TASK INPUTS:
• • • • •

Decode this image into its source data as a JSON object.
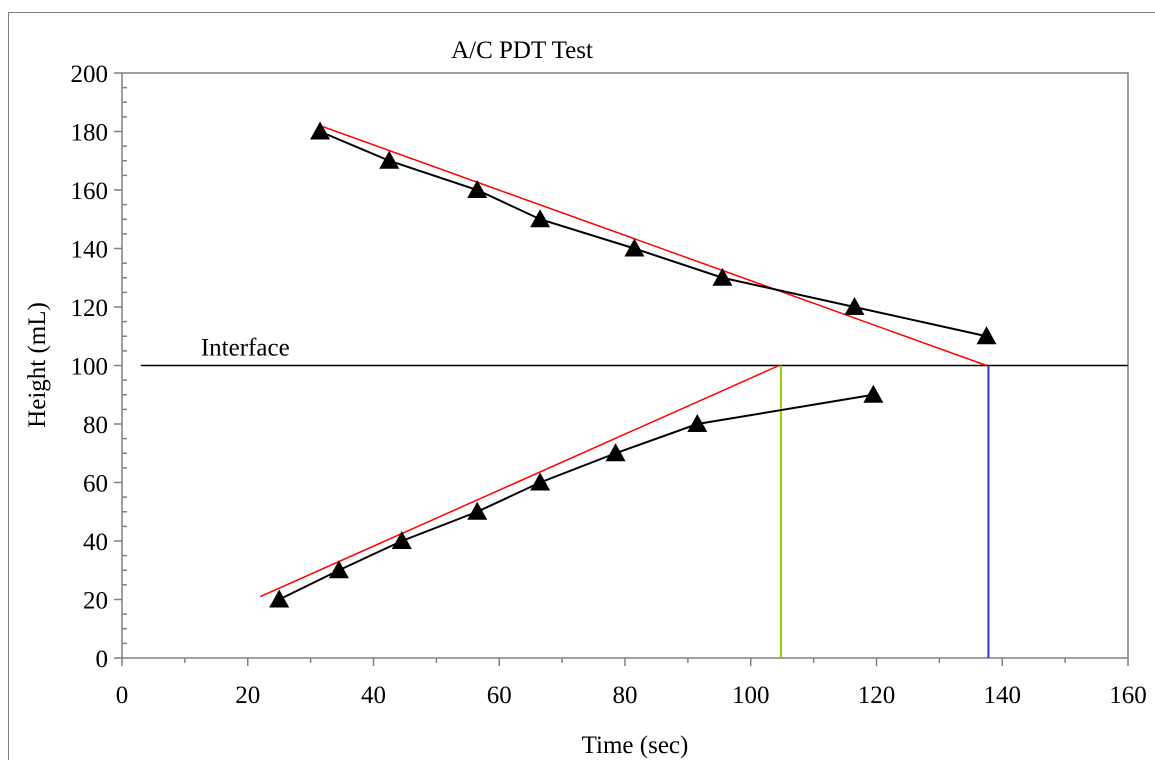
{
  "chart_data": {
    "type": "line",
    "title": "A/C PDT Test",
    "xlabel": "Time (sec)",
    "ylabel": "Height (mL)",
    "xlim": [
      0,
      160
    ],
    "ylim": [
      0,
      200
    ],
    "x_ticks": [
      "0",
      "20",
      "40",
      "60",
      "80",
      "100",
      "120",
      "140",
      "160"
    ],
    "y_ticks": [
      "0",
      "20",
      "40",
      "60",
      "80",
      "100",
      "120",
      "140",
      "160",
      "180",
      "200"
    ],
    "grid": false,
    "series": [
      {
        "marker": "triangle",
        "color": "#000000",
        "points": [
          [
            31.5,
            180
          ],
          [
            42.5,
            170
          ],
          [
            56.5,
            160
          ],
          [
            66.5,
            150
          ],
          [
            81.5,
            140
          ],
          [
            95.5,
            130
          ],
          [
            116.5,
            120
          ],
          [
            137.5,
            110
          ]
        ]
      },
      {
        "marker": "triangle",
        "color": "#000000",
        "points": [
          [
            25,
            20
          ],
          [
            34.5,
            30
          ],
          [
            44.5,
            40
          ],
          [
            56.5,
            50
          ],
          [
            66.5,
            60
          ],
          [
            78.5,
            70
          ],
          [
            91.5,
            80
          ],
          [
            119.5,
            90
          ]
        ]
      }
    ],
    "fit_lines": [
      {
        "color": "#ff0000",
        "from": [
          31.5,
          182
        ],
        "to": [
          137.5,
          100
        ]
      },
      {
        "color": "#ff0000",
        "from": [
          22,
          21
        ],
        "to": [
          104.5,
          100
        ]
      }
    ],
    "reference_lines": [
      {
        "orientation": "horizontal",
        "value": 100,
        "from": 3,
        "to": 160,
        "color": "#000000",
        "label": "Interface"
      },
      {
        "orientation": "vertical",
        "value": 104.8,
        "from": 0,
        "to": 100,
        "color": "#99cc00"
      },
      {
        "orientation": "vertical",
        "value": 137.8,
        "from": 0,
        "to": 100,
        "color": "#3333cc"
      }
    ]
  }
}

• • • • •

EXERCISE INSTRUCTIONS: Extract the full listing above verbatim; pictures are to be left out of the copy.

RESULT FOR THIS TASK:
Decode this image into its source data as a JSON object.
{
  "chart_data": {
    "type": "line",
    "title": "A/C PDT Test",
    "xlabel": "Time (sec)",
    "ylabel": "Height (mL)",
    "xlim": [
      0,
      160
    ],
    "ylim": [
      0,
      200
    ],
    "x_ticks": [
      "0",
      "20",
      "40",
      "60",
      "80",
      "100",
      "120",
      "140",
      "160"
    ],
    "y_ticks": [
      "0",
      "20",
      "40",
      "60",
      "80",
      "100",
      "120",
      "140",
      "160",
      "180",
      "200"
    ],
    "grid": false,
    "series": [
      {
        "marker": "triangle",
        "color": "#000000",
        "points": [
          [
            31.5,
            180
          ],
          [
            42.5,
            170
          ],
          [
            56.5,
            160
          ],
          [
            66.5,
            150
          ],
          [
            81.5,
            140
          ],
          [
            95.5,
            130
          ],
          [
            116.5,
            120
          ],
          [
            137.5,
            110
          ]
        ]
      },
      {
        "marker": "triangle",
        "color": "#000000",
        "points": [
          [
            25,
            20
          ],
          [
            34.5,
            30
          ],
          [
            44.5,
            40
          ],
          [
            56.5,
            50
          ],
          [
            66.5,
            60
          ],
          [
            78.5,
            70
          ],
          [
            91.5,
            80
          ],
          [
            119.5,
            90
          ]
        ]
      }
    ],
    "fit_lines": [
      {
        "color": "#ff0000",
        "from": [
          31.5,
          182
        ],
        "to": [
          137.5,
          100
        ]
      },
      {
        "color": "#ff0000",
        "from": [
          22,
          21
        ],
        "to": [
          104.5,
          100
        ]
      }
    ],
    "reference_lines": [
      {
        "orientation": "horizontal",
        "value": 100,
        "from": 3,
        "to": 160,
        "color": "#000000",
        "label": "Interface"
      },
      {
        "orientation": "vertical",
        "value": 104.8,
        "from": 0,
        "to": 100,
        "color": "#99cc00"
      },
      {
        "orientation": "vertical",
        "value": 137.8,
        "from": 0,
        "to": 100,
        "color": "#3333cc"
      }
    ]
  }
}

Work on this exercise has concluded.